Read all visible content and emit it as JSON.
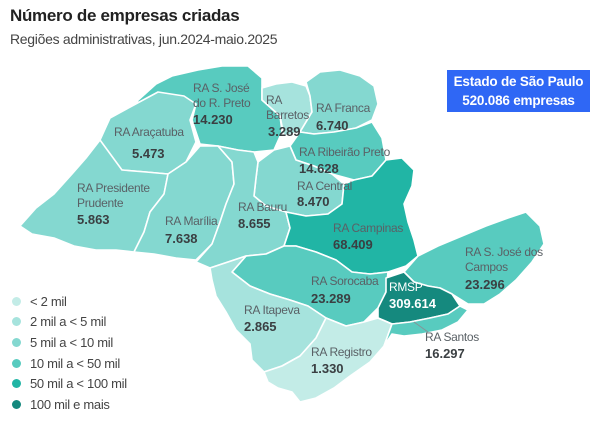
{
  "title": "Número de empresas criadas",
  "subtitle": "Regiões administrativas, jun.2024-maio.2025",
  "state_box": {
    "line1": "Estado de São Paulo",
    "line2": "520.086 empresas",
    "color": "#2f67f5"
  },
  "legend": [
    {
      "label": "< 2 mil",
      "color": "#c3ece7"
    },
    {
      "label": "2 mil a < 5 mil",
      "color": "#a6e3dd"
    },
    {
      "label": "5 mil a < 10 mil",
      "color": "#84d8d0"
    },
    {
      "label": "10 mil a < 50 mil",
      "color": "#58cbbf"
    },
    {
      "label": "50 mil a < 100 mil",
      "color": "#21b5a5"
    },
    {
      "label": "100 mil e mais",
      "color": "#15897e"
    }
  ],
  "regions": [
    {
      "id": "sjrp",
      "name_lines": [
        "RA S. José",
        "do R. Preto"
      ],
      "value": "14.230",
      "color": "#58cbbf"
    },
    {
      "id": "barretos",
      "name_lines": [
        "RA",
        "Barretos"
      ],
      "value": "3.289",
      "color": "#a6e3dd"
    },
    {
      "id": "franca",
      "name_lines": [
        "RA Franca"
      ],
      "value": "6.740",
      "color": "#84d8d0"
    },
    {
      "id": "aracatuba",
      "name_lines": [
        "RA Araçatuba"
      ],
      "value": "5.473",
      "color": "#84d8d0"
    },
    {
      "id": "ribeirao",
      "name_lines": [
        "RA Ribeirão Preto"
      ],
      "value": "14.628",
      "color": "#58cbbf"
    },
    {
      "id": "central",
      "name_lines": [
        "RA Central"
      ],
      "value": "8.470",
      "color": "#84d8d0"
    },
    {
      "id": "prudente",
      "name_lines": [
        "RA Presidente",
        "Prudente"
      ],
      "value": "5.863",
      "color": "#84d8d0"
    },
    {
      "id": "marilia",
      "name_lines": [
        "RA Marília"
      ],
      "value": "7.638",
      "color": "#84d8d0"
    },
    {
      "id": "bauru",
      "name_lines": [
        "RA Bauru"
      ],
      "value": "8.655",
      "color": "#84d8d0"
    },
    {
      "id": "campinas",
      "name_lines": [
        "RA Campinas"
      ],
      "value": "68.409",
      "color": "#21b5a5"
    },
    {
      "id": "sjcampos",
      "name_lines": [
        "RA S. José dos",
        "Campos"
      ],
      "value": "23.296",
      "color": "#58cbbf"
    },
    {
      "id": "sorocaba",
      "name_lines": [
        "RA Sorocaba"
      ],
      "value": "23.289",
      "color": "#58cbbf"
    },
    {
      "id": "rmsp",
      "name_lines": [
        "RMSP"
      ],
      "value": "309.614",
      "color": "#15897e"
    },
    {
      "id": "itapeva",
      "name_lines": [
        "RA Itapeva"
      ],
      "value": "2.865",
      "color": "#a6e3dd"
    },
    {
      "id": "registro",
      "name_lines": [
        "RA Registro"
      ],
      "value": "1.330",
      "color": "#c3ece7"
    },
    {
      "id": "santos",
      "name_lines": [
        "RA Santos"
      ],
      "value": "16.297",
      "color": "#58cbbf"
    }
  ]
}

────────────────────

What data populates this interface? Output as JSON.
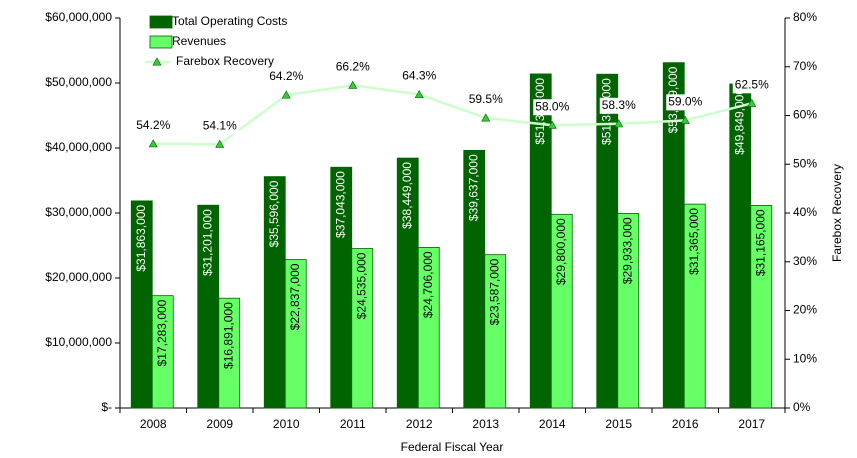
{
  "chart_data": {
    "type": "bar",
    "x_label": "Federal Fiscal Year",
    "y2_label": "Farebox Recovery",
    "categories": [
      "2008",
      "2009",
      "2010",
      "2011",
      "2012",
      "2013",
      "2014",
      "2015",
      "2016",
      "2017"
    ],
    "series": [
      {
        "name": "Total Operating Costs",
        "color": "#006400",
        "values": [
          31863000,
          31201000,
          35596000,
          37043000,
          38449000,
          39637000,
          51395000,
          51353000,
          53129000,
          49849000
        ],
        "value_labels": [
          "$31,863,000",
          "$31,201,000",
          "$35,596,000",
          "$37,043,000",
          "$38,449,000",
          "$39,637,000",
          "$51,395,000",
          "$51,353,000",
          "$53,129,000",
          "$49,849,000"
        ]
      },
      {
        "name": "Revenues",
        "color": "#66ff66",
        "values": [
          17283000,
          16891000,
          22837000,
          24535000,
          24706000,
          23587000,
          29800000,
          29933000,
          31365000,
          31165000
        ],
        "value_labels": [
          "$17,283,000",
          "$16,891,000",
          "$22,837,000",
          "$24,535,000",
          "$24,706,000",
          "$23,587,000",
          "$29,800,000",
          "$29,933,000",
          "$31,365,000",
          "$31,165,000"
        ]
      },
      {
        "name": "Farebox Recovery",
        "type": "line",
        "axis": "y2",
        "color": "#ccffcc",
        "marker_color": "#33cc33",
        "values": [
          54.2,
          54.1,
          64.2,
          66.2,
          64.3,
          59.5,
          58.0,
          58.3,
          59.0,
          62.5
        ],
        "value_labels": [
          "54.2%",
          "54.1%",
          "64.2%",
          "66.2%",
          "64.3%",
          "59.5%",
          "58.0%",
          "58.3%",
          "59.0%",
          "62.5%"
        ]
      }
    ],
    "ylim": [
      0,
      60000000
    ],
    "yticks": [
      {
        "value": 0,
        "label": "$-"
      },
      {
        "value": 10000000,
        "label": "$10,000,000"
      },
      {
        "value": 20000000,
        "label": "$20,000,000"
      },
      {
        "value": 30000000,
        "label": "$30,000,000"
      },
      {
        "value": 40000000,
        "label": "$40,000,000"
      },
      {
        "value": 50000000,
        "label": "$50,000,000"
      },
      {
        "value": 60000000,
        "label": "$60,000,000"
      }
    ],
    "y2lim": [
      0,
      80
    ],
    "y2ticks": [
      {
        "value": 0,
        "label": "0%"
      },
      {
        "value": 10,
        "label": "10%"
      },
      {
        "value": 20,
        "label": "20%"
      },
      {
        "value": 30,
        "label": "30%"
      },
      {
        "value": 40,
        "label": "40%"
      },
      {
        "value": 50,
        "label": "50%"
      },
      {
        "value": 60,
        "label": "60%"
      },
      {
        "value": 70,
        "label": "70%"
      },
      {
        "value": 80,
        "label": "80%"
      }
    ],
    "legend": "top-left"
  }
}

────────────────────

#### Required task
Search the entries for the string "Farebox" and collect each line that has it.

#### Task output
    "y2_label": "Farebox Recovery",
        "name": "Farebox Recovery",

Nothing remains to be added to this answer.